Job -> Filter the data for lines with the word "this", then copy every line so identified.

——————————

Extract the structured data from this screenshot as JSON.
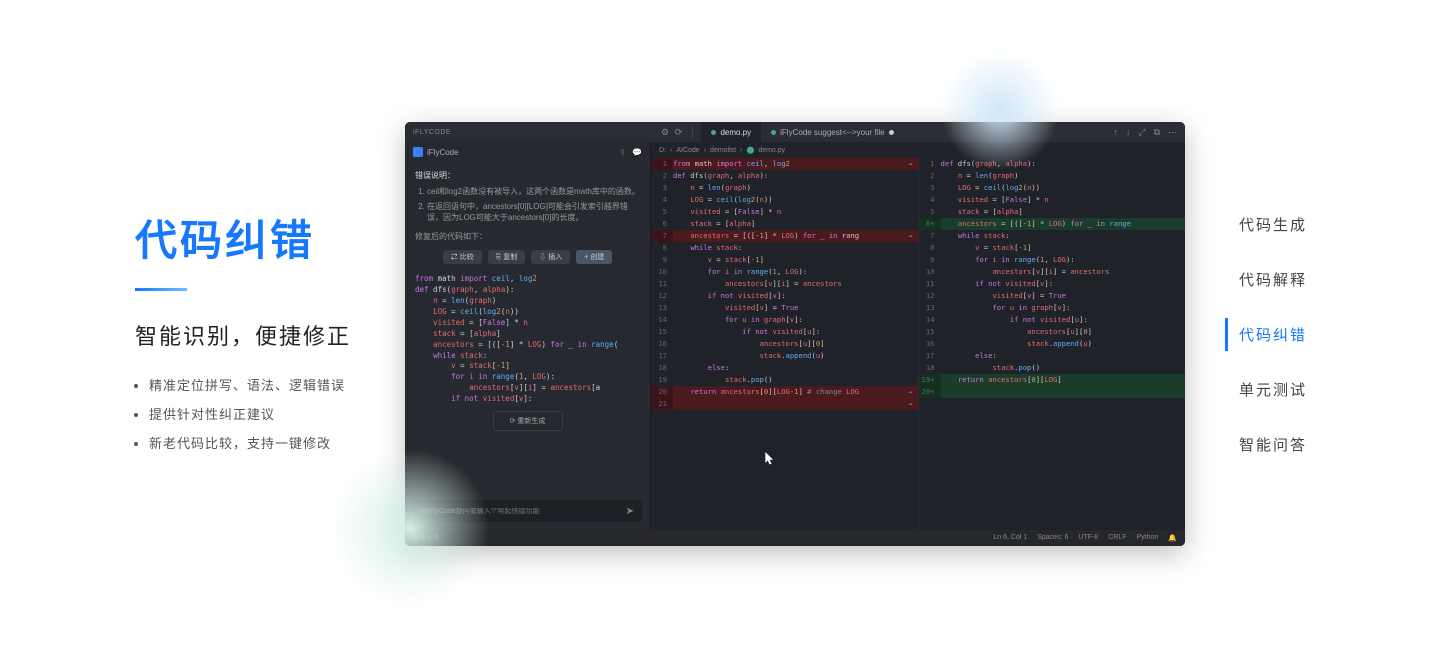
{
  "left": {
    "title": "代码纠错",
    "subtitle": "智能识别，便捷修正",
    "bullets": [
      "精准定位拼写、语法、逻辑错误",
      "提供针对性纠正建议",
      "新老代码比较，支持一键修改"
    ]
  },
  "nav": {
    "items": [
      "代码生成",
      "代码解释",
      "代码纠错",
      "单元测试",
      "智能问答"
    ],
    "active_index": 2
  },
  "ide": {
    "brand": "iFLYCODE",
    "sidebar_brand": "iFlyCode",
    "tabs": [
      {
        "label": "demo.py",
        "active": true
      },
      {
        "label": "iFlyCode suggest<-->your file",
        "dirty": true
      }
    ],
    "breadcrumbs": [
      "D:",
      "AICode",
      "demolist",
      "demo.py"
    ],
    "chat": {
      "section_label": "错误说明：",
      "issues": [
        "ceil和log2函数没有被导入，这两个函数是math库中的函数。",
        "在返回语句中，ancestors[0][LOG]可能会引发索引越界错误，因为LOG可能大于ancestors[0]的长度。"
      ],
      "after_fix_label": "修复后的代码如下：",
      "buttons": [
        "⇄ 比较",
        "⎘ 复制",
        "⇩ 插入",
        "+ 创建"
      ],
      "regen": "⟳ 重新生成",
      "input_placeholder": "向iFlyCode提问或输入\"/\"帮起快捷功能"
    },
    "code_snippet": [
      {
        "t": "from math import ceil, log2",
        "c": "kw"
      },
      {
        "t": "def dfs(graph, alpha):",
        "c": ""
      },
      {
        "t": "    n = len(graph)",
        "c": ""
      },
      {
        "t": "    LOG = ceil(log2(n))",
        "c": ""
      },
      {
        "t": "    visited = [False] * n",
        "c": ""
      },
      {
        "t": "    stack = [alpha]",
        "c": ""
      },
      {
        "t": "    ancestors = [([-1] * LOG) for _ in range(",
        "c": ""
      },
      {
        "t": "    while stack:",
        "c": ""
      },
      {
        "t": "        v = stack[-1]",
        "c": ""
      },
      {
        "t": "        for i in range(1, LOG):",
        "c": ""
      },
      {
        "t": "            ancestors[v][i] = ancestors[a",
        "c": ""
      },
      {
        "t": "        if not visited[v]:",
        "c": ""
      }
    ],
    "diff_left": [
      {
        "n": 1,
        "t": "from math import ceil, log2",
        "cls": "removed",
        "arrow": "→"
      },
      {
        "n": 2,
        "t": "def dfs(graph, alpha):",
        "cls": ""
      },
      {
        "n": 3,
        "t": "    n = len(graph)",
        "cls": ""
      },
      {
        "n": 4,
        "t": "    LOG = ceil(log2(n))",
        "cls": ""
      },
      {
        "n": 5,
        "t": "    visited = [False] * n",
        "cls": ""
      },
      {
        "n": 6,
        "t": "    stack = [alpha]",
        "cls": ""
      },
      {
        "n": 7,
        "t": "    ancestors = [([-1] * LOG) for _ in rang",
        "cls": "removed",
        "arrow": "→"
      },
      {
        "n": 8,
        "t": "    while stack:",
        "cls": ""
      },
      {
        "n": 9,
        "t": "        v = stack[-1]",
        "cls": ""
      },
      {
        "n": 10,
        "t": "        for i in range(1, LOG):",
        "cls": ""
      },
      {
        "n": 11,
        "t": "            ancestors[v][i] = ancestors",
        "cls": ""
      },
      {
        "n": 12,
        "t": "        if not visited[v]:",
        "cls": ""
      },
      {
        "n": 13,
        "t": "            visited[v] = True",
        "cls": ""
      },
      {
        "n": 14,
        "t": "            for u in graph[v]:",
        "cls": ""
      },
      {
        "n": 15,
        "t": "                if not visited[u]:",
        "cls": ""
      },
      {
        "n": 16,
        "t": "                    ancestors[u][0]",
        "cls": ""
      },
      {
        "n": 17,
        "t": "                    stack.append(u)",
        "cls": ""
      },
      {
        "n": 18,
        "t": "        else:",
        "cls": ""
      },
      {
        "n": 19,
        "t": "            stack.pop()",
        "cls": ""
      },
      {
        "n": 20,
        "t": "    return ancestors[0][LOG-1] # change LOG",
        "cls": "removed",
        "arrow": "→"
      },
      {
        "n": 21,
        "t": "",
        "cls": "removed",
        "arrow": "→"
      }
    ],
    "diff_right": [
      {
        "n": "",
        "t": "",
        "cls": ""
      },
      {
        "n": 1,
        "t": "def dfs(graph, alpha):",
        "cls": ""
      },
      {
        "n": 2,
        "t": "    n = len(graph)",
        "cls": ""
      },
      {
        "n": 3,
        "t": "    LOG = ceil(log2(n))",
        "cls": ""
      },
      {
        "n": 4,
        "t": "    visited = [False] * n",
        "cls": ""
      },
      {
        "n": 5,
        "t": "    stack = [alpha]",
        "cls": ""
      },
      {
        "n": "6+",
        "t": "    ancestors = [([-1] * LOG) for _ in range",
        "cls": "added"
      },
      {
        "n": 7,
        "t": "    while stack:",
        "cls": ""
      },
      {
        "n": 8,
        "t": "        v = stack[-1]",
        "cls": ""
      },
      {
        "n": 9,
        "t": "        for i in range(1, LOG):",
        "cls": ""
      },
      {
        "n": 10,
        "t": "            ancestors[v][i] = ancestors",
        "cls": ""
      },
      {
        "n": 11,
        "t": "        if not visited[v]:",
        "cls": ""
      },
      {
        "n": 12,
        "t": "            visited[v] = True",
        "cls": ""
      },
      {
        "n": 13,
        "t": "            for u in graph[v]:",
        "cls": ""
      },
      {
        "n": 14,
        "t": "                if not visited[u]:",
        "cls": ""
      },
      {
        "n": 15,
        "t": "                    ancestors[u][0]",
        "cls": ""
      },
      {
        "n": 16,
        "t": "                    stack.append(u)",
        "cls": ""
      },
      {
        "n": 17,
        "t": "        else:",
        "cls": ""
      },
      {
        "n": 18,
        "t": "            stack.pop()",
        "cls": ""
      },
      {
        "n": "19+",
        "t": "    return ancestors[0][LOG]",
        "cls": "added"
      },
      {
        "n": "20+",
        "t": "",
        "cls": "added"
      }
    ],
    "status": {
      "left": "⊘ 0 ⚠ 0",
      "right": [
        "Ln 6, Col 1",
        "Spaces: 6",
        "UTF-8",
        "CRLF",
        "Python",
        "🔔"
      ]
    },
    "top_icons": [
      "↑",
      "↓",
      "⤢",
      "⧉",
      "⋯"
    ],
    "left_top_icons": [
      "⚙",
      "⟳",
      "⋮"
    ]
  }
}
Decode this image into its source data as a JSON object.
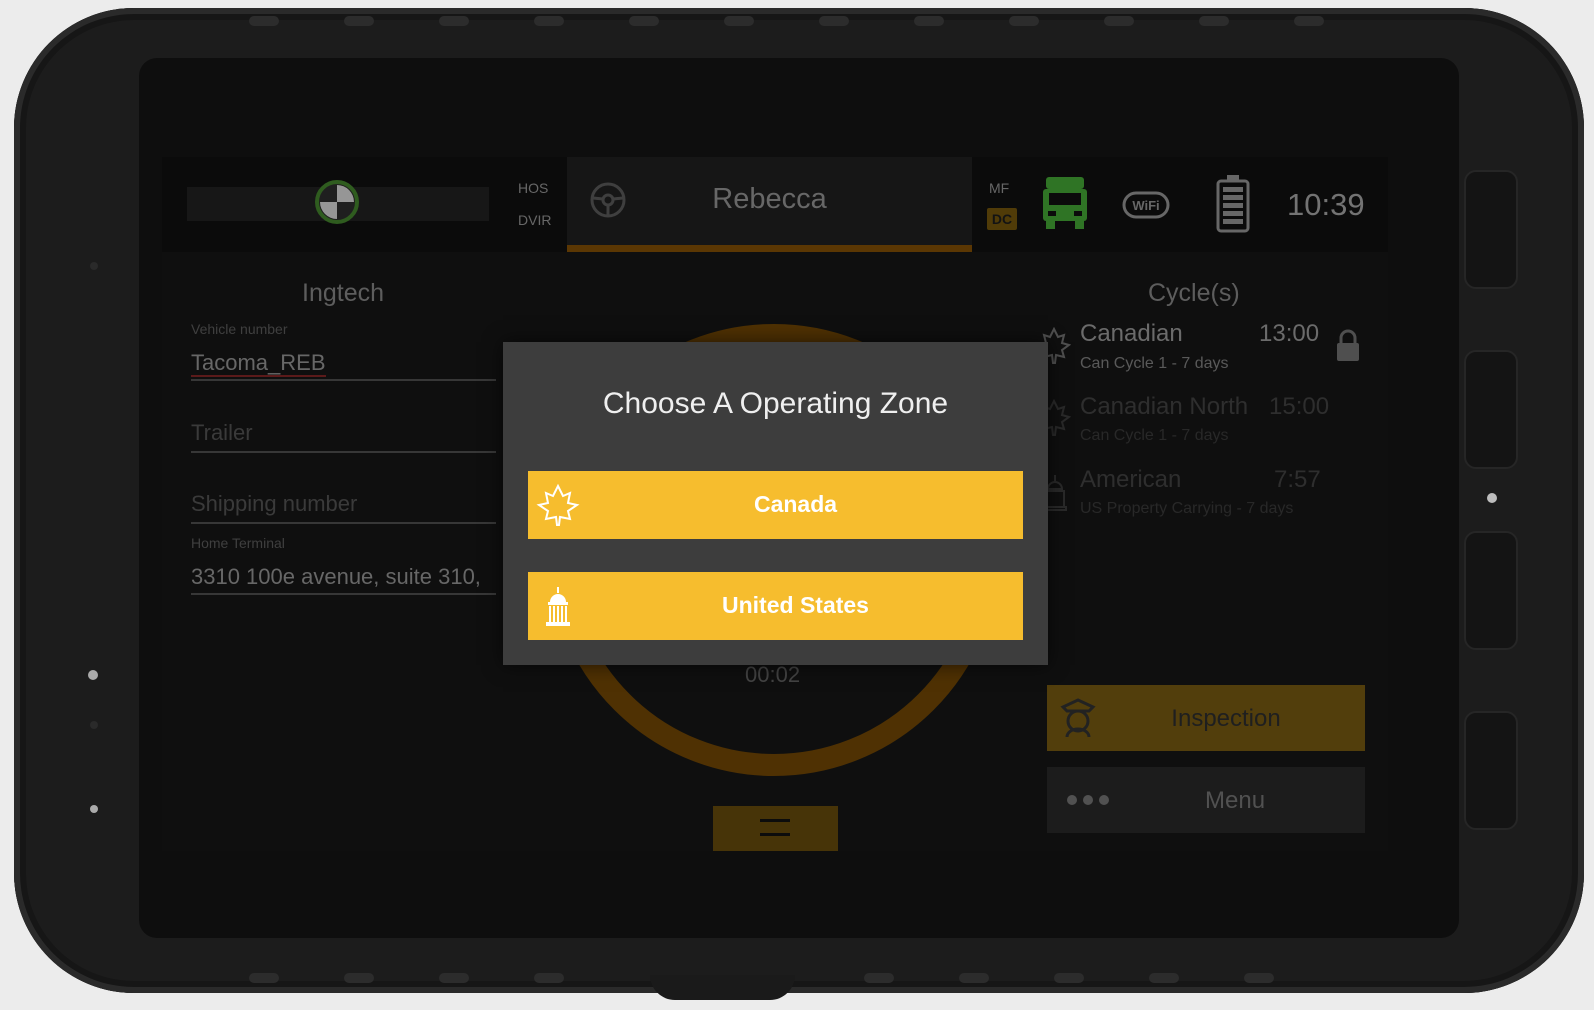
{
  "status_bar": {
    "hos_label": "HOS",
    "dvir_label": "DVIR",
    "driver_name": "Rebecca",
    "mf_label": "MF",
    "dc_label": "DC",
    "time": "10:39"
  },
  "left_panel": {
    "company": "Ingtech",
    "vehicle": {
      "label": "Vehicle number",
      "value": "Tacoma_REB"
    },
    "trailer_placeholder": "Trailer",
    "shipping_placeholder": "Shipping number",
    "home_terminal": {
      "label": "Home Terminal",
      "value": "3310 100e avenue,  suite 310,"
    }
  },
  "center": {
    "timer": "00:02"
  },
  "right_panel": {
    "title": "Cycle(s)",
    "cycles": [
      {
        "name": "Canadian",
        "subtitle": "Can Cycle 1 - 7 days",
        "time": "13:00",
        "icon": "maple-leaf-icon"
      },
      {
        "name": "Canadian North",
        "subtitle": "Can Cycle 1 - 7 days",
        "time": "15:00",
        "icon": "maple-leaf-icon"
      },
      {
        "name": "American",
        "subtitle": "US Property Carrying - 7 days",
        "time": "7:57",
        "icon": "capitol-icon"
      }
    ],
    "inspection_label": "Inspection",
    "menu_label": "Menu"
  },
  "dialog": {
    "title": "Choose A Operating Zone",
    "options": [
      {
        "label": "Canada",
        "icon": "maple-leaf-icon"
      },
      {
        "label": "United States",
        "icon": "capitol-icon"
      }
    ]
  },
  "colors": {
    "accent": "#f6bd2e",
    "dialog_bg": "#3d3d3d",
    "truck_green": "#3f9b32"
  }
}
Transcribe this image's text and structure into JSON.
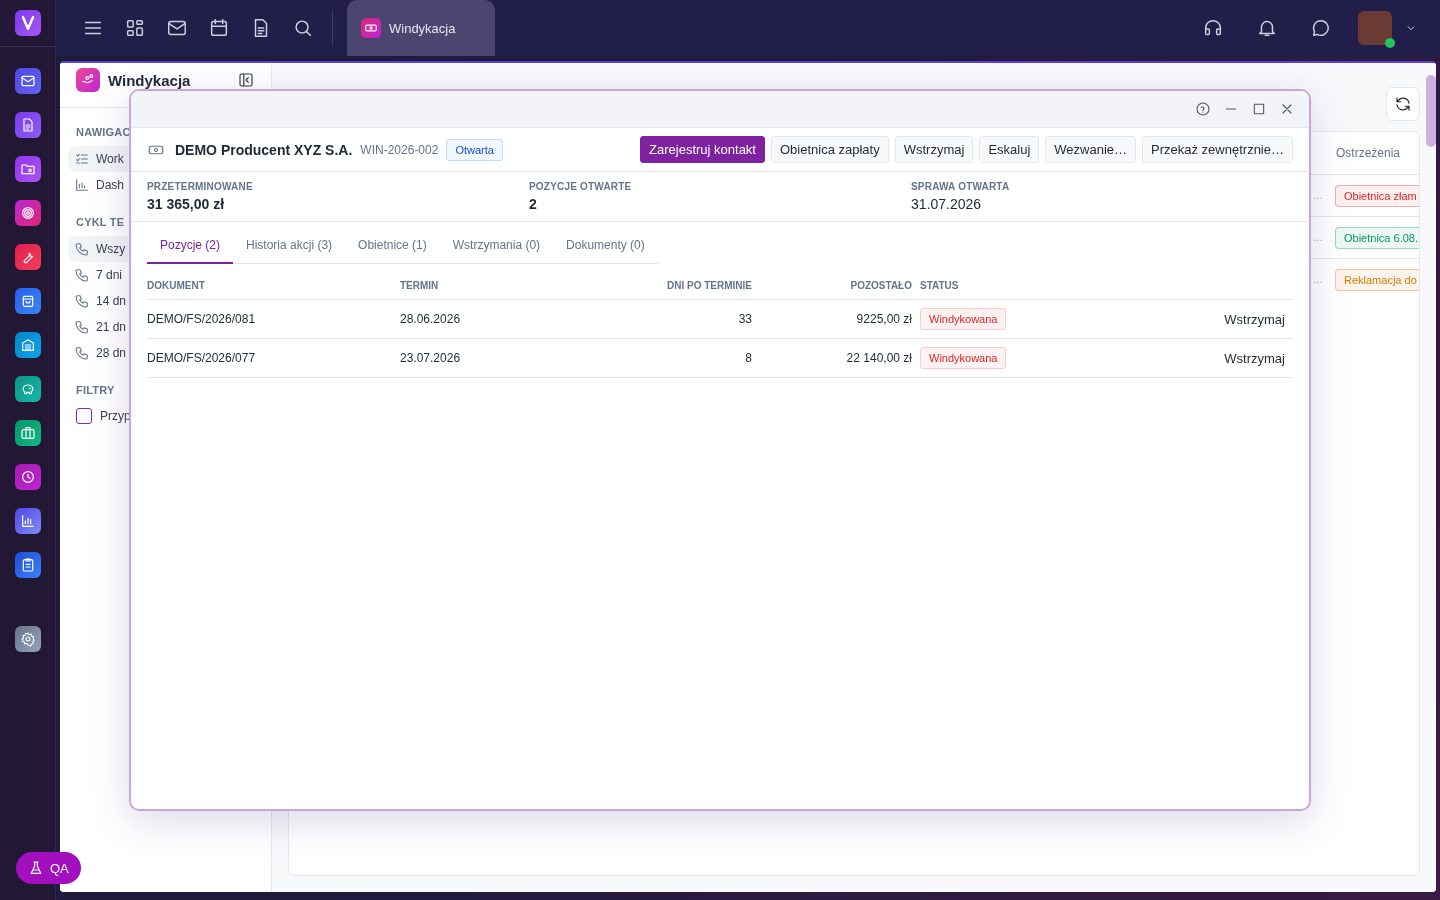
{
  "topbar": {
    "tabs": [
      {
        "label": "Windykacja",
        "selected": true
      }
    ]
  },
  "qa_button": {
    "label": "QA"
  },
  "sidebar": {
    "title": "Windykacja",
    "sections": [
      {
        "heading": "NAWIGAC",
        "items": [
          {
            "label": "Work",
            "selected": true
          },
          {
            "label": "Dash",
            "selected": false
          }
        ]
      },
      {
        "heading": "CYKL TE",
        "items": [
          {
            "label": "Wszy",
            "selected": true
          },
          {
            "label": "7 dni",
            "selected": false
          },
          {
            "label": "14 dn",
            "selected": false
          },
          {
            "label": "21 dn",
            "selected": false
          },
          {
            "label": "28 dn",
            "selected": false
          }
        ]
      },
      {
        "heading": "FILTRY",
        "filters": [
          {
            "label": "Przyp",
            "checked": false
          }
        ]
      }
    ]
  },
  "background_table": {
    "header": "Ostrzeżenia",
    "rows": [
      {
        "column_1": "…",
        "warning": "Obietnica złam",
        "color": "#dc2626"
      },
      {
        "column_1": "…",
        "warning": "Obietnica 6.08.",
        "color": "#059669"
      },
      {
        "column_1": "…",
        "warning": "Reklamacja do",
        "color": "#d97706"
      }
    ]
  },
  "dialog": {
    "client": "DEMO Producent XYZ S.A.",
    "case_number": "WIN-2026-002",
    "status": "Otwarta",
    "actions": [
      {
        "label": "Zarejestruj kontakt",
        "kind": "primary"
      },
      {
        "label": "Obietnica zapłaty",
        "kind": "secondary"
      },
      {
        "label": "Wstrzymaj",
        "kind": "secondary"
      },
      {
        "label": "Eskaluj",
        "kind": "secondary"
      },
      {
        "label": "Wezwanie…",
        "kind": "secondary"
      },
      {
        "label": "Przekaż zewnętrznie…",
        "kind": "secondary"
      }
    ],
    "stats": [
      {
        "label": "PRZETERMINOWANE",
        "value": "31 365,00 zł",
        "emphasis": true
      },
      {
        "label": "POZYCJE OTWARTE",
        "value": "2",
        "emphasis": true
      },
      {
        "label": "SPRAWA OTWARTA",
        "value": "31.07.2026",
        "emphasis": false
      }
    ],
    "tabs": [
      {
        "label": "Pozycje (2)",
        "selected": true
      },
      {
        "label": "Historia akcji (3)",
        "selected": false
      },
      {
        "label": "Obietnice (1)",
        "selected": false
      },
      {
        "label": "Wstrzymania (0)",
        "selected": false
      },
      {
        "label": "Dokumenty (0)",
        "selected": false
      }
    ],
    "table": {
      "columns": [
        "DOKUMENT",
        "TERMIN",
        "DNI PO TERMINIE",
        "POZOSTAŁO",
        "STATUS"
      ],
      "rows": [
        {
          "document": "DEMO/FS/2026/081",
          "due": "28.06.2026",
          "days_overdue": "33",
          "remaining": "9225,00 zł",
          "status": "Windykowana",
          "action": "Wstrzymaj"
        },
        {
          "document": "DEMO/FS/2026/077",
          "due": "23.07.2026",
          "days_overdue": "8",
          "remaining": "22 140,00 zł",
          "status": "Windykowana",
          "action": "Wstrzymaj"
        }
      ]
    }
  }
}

——————————

Solved problem ->
Extract the structured data from this screenshot as JSON.
Decode this image into its source data as a JSON object.
Transcribe this image's text and structure into JSON.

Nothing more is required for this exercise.